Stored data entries
• • • •
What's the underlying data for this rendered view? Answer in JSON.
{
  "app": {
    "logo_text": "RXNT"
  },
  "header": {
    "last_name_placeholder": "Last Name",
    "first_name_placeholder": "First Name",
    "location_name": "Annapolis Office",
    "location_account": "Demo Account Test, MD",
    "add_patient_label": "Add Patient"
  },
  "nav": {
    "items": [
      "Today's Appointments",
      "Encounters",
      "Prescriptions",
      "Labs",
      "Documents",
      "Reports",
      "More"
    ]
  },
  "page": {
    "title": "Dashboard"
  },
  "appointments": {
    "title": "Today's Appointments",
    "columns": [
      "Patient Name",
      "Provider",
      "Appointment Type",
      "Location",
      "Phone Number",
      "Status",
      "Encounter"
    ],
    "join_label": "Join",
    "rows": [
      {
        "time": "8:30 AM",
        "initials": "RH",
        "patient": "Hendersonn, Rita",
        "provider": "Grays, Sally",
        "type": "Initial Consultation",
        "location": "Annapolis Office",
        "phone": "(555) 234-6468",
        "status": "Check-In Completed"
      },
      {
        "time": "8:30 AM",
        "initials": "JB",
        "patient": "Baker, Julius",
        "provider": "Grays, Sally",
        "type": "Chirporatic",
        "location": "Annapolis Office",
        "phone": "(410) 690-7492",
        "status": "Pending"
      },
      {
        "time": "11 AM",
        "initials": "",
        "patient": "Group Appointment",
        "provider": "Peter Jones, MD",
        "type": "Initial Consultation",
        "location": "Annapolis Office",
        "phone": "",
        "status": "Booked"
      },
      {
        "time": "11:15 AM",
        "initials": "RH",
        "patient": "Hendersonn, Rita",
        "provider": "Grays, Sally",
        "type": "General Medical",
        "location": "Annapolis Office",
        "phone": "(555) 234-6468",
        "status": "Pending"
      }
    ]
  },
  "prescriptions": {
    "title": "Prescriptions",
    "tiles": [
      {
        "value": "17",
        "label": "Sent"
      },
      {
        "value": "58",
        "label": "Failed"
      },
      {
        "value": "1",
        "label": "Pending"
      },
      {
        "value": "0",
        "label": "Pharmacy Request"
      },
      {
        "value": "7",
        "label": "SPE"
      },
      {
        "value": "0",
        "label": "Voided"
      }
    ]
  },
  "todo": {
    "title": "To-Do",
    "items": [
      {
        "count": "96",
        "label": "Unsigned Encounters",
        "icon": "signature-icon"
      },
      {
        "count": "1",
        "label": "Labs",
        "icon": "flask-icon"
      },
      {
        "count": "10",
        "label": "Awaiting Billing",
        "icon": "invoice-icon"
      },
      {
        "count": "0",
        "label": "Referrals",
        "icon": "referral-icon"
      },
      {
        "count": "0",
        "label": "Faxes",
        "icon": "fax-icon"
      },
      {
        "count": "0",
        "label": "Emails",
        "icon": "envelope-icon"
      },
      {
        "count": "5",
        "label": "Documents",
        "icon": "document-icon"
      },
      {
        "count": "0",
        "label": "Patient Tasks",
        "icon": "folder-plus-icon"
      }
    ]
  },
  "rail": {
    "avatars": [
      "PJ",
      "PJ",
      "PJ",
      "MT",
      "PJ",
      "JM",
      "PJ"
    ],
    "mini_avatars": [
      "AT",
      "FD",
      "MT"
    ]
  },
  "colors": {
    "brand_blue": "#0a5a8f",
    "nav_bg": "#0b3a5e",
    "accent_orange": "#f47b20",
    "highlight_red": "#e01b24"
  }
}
• • • •
Set problem: Copy out all of the data exactly, leaving nothing out.

Result for this task:
What's the underlying data for this rendered view? Answer in JSON.
{
  "app": {
    "logo_text": "RXNT"
  },
  "header": {
    "last_name_placeholder": "Last Name",
    "first_name_placeholder": "First Name",
    "location_name": "Annapolis Office",
    "location_account": "Demo Account Test, MD",
    "add_patient_label": "Add Patient"
  },
  "nav": {
    "items": [
      "Today's Appointments",
      "Encounters",
      "Prescriptions",
      "Labs",
      "Documents",
      "Reports",
      "More"
    ]
  },
  "page": {
    "title": "Dashboard"
  },
  "appointments": {
    "title": "Today's Appointments",
    "columns": [
      "Patient Name",
      "Provider",
      "Appointment Type",
      "Location",
      "Phone Number",
      "Status",
      "Encounter"
    ],
    "join_label": "Join",
    "rows": [
      {
        "time": "8:30 AM",
        "initials": "RH",
        "patient": "Hendersonn, Rita",
        "provider": "Grays, Sally",
        "type": "Initial Consultation",
        "location": "Annapolis Office",
        "phone": "(555) 234-6468",
        "status": "Check-In Completed"
      },
      {
        "time": "8:30 AM",
        "initials": "JB",
        "patient": "Baker, Julius",
        "provider": "Grays, Sally",
        "type": "Chirporatic",
        "location": "Annapolis Office",
        "phone": "(410) 690-7492",
        "status": "Pending"
      },
      {
        "time": "11 AM",
        "initials": "",
        "patient": "Group Appointment",
        "provider": "Peter Jones, MD",
        "type": "Initial Consultation",
        "location": "Annapolis Office",
        "phone": "",
        "status": "Booked"
      },
      {
        "time": "11:15 AM",
        "initials": "RH",
        "patient": "Hendersonn, Rita",
        "provider": "Grays, Sally",
        "type": "General Medical",
        "location": "Annapolis Office",
        "phone": "(555) 234-6468",
        "status": "Pending"
      }
    ]
  },
  "prescriptions": {
    "title": "Prescriptions",
    "tiles": [
      {
        "value": "17",
        "label": "Sent"
      },
      {
        "value": "58",
        "label": "Failed"
      },
      {
        "value": "1",
        "label": "Pending"
      },
      {
        "value": "0",
        "label": "Pharmacy Request"
      },
      {
        "value": "7",
        "label": "SPE"
      },
      {
        "value": "0",
        "label": "Voided"
      }
    ]
  },
  "todo": {
    "title": "To-Do",
    "items": [
      {
        "count": "96",
        "label": "Unsigned Encounters",
        "icon": "signature-icon"
      },
      {
        "count": "1",
        "label": "Labs",
        "icon": "flask-icon"
      },
      {
        "count": "10",
        "label": "Awaiting Billing",
        "icon": "invoice-icon"
      },
      {
        "count": "0",
        "label": "Referrals",
        "icon": "referral-icon"
      },
      {
        "count": "0",
        "label": "Faxes",
        "icon": "fax-icon"
      },
      {
        "count": "0",
        "label": "Emails",
        "icon": "envelope-icon"
      },
      {
        "count": "5",
        "label": "Documents",
        "icon": "document-icon"
      },
      {
        "count": "0",
        "label": "Patient Tasks",
        "icon": "folder-plus-icon"
      }
    ]
  },
  "rail": {
    "avatars": [
      "PJ",
      "PJ",
      "PJ",
      "MT",
      "PJ",
      "JM",
      "PJ"
    ],
    "mini_avatars": [
      "AT",
      "FD",
      "MT"
    ]
  },
  "colors": {
    "brand_blue": "#0a5a8f",
    "nav_bg": "#0b3a5e",
    "accent_orange": "#f47b20",
    "highlight_red": "#e01b24"
  }
}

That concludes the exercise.